An exact reproduction of the records is required, with all images left out.

**** MATERIALS PROVIDED ****

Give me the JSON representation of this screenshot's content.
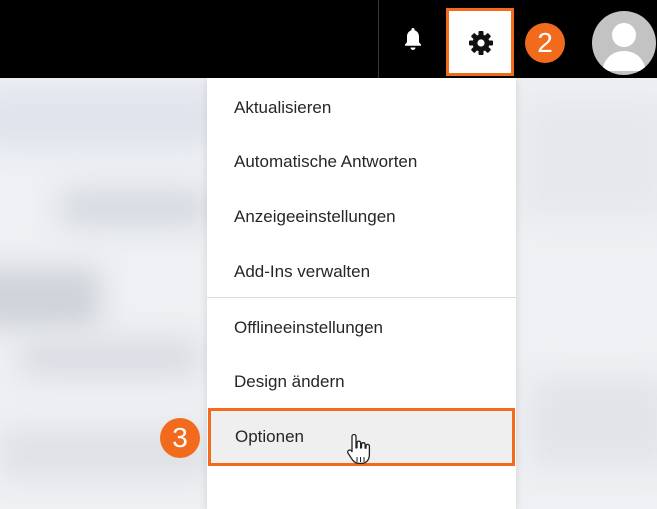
{
  "header": {
    "notification_icon": "bell-icon",
    "settings_icon": "gear-icon",
    "step_badge": "2",
    "avatar_icon": "user-icon",
    "accent_color": "#f26b1d"
  },
  "menu": {
    "items": [
      {
        "label": "Aktualisieren"
      },
      {
        "label": "Automatische Antworten"
      },
      {
        "label": "Anzeigeeinstellungen"
      },
      {
        "label": "Add-Ins verwalten"
      },
      {
        "label": "Offlineeinstellungen"
      },
      {
        "label": "Design ändern"
      },
      {
        "label": "Optionen"
      }
    ],
    "step_badge": "3",
    "cursor_icon": "hand-pointer-icon"
  }
}
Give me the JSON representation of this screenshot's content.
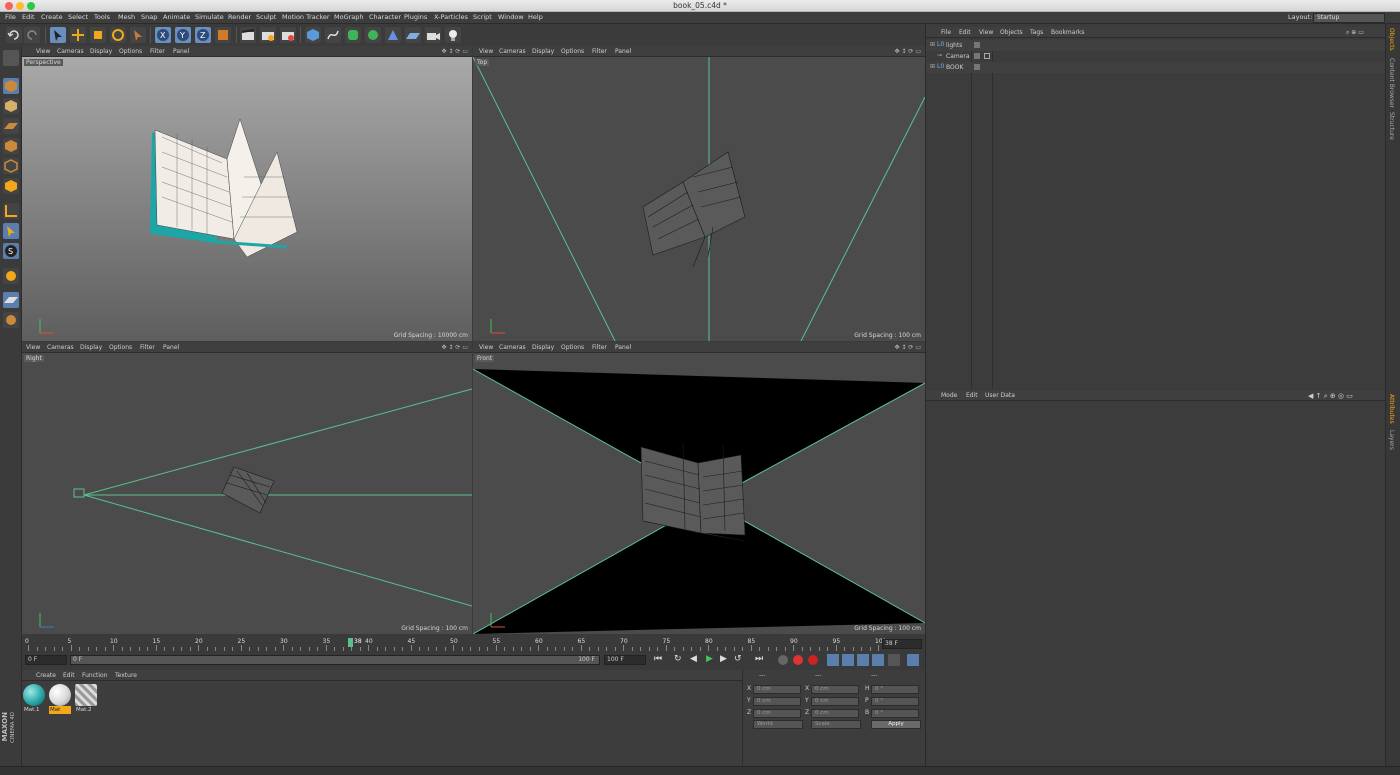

****

- RESPONSE TO THE EXERCISE:
Give me the JSON representation of this screenshot's content.
{
  "header": {
    "notification_icon": "bell-icon",
    "settings_icon": "gear-icon",
    "step_badge": "2",
    "avatar_icon": "user-icon",
    "accent_color": "#f26b1d"
  },
  "menu": {
    "items": [
      {
        "label": "Aktualisieren"
      },
      {
        "label": "Automatische Antworten"
      },
      {
        "label": "Anzeigeeinstellungen"
      },
      {
        "label": "Add-Ins verwalten"
      },
      {
        "label": "Offlineeinstellungen"
      },
      {
        "label": "Design ändern"
      },
      {
        "label": "Optionen"
      }
    ],
    "step_badge": "3",
    "cursor_icon": "hand-pointer-icon"
  }
}
Give me the JSON representation of this screenshot's content.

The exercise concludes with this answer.